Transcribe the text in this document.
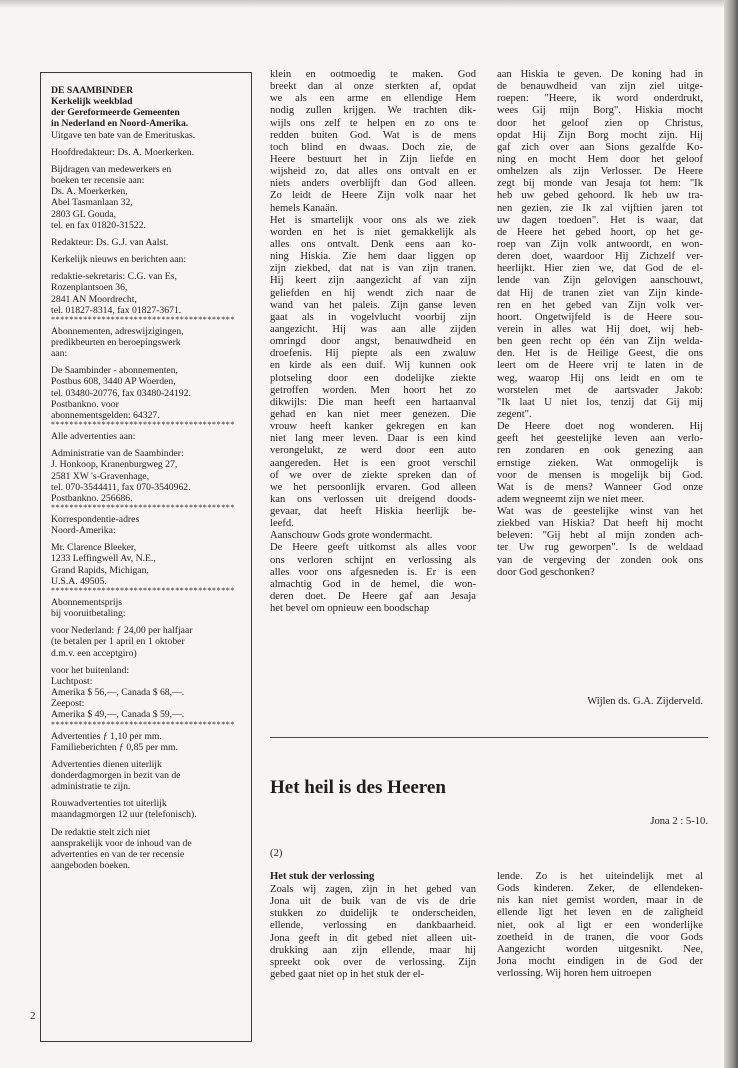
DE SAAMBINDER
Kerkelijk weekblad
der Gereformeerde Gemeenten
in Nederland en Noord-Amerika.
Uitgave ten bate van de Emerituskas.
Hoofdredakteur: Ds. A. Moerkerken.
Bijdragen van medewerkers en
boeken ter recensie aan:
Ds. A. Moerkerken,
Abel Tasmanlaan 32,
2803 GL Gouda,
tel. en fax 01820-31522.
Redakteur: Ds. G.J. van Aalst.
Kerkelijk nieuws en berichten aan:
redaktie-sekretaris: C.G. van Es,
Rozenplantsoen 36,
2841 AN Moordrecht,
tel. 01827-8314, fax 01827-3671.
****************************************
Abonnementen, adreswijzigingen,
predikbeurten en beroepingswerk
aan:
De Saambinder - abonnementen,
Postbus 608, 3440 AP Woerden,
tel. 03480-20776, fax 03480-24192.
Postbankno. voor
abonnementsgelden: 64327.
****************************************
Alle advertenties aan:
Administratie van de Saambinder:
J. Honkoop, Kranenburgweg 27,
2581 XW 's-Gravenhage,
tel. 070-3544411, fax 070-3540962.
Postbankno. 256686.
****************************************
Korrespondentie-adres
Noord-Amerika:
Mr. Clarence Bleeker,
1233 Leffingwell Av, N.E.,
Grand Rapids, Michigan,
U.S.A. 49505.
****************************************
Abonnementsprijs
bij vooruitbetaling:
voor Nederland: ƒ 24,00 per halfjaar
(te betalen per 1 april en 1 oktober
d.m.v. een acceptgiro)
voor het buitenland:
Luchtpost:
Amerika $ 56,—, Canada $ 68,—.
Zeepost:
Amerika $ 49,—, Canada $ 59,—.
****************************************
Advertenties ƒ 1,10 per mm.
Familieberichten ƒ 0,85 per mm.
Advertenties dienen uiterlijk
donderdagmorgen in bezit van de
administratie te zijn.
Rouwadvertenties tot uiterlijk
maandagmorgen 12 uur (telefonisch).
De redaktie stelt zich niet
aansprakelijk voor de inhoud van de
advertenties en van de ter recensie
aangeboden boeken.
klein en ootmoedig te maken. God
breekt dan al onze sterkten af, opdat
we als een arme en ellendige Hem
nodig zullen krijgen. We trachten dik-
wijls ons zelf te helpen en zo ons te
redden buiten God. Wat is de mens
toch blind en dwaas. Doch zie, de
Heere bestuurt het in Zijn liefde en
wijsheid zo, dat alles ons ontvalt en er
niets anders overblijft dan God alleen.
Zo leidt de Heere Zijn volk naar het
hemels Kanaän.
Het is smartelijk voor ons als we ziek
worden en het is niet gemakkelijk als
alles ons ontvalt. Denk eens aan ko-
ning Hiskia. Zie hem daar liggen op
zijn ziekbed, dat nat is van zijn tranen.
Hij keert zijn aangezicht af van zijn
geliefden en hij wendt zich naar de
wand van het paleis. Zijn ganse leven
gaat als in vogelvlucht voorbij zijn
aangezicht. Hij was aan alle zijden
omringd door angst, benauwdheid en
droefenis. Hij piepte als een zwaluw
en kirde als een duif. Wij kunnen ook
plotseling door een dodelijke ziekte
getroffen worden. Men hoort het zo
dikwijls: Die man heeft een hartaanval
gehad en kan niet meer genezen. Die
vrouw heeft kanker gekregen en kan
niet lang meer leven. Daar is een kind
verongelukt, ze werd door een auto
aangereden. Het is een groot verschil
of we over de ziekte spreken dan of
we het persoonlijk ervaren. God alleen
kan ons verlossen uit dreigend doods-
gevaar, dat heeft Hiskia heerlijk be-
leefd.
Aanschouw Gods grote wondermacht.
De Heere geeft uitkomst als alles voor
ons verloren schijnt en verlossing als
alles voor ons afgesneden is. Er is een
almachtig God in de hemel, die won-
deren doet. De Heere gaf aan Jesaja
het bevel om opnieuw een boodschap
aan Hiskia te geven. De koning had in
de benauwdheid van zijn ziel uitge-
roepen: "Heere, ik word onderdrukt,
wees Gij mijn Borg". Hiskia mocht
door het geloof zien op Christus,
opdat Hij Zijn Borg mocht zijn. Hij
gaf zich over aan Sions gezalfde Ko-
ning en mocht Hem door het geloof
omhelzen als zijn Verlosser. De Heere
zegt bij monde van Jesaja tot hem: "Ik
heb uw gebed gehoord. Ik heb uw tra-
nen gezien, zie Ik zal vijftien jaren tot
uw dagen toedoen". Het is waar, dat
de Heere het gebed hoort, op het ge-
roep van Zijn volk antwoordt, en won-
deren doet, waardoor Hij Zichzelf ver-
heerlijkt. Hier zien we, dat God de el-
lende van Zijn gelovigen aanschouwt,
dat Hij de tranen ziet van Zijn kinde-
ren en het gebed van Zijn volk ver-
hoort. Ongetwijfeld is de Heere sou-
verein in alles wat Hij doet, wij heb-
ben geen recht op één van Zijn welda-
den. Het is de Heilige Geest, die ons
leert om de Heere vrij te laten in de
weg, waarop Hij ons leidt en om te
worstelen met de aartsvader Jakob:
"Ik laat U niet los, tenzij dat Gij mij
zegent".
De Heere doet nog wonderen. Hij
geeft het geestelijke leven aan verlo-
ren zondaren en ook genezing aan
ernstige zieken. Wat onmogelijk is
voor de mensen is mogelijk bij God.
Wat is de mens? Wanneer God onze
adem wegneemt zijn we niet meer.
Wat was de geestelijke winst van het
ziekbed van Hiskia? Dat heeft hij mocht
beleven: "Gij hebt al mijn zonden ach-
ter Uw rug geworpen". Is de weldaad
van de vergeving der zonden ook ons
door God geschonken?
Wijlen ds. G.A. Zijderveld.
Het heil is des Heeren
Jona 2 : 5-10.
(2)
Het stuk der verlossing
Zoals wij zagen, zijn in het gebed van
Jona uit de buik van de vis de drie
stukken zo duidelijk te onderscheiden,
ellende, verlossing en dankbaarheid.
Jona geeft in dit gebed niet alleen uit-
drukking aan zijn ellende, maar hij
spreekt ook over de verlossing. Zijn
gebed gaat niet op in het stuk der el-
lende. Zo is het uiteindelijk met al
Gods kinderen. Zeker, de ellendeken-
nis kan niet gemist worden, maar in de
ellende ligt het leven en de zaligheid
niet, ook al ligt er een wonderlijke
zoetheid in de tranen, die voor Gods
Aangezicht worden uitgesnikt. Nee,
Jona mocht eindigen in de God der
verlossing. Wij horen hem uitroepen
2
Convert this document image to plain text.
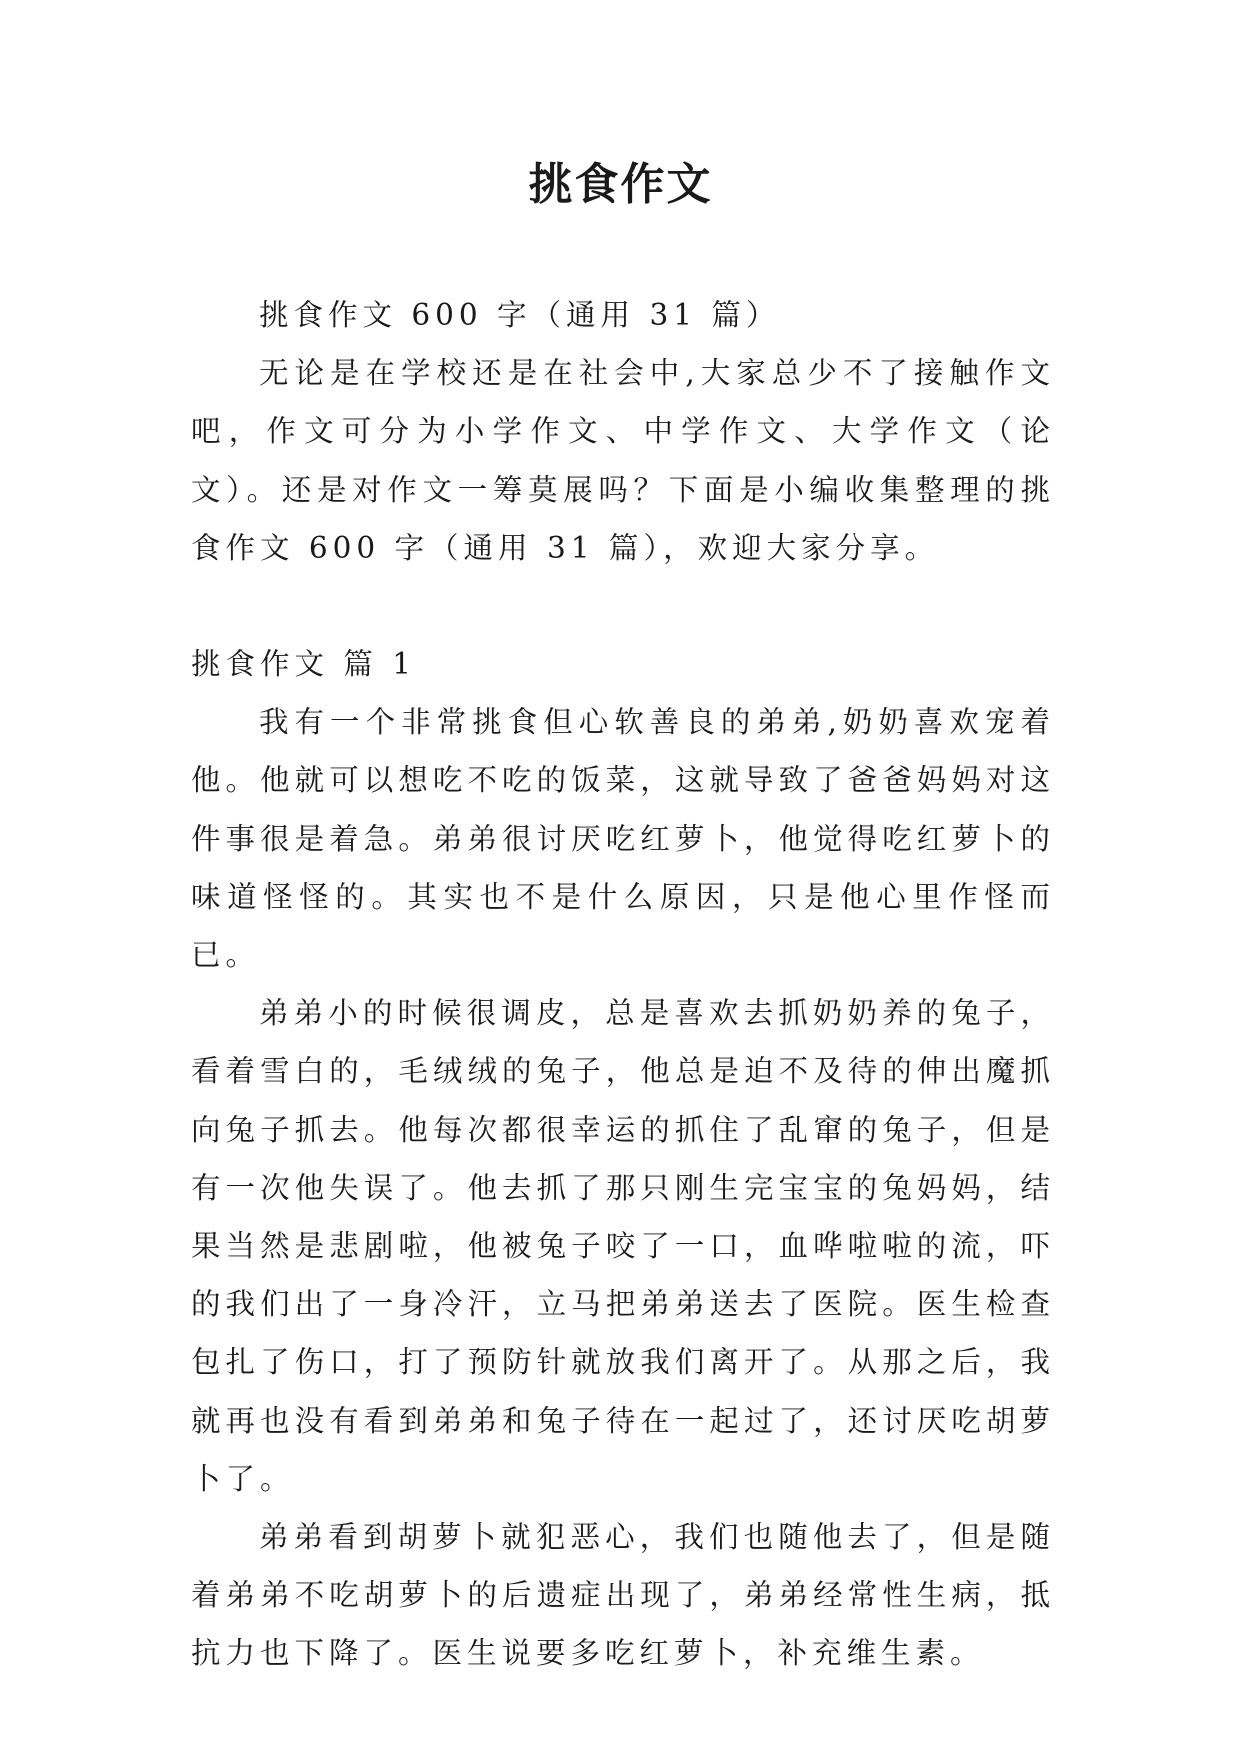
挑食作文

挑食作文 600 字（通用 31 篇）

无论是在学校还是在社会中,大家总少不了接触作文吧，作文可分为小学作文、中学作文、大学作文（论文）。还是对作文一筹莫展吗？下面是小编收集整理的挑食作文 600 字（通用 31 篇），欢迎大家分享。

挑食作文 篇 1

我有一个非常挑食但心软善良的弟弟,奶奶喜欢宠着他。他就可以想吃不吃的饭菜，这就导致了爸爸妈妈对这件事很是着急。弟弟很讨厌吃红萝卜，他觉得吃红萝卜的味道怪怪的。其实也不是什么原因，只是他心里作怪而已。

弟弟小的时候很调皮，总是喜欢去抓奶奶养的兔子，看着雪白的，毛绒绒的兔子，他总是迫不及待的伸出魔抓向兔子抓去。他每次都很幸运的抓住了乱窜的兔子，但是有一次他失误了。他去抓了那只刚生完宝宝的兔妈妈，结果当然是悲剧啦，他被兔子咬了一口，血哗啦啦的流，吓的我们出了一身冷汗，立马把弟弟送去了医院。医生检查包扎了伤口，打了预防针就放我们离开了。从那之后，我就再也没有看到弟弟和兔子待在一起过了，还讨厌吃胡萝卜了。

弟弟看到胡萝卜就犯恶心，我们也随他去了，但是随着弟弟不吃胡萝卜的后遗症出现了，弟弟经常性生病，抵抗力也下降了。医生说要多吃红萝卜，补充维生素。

- **TASK INSTRUCTIONS**: Check each line of the records for the word "Postbankno" and extract those that contain it.

- **RESULT BELOW**:
Postbankno. voor
Postbankno. 256686.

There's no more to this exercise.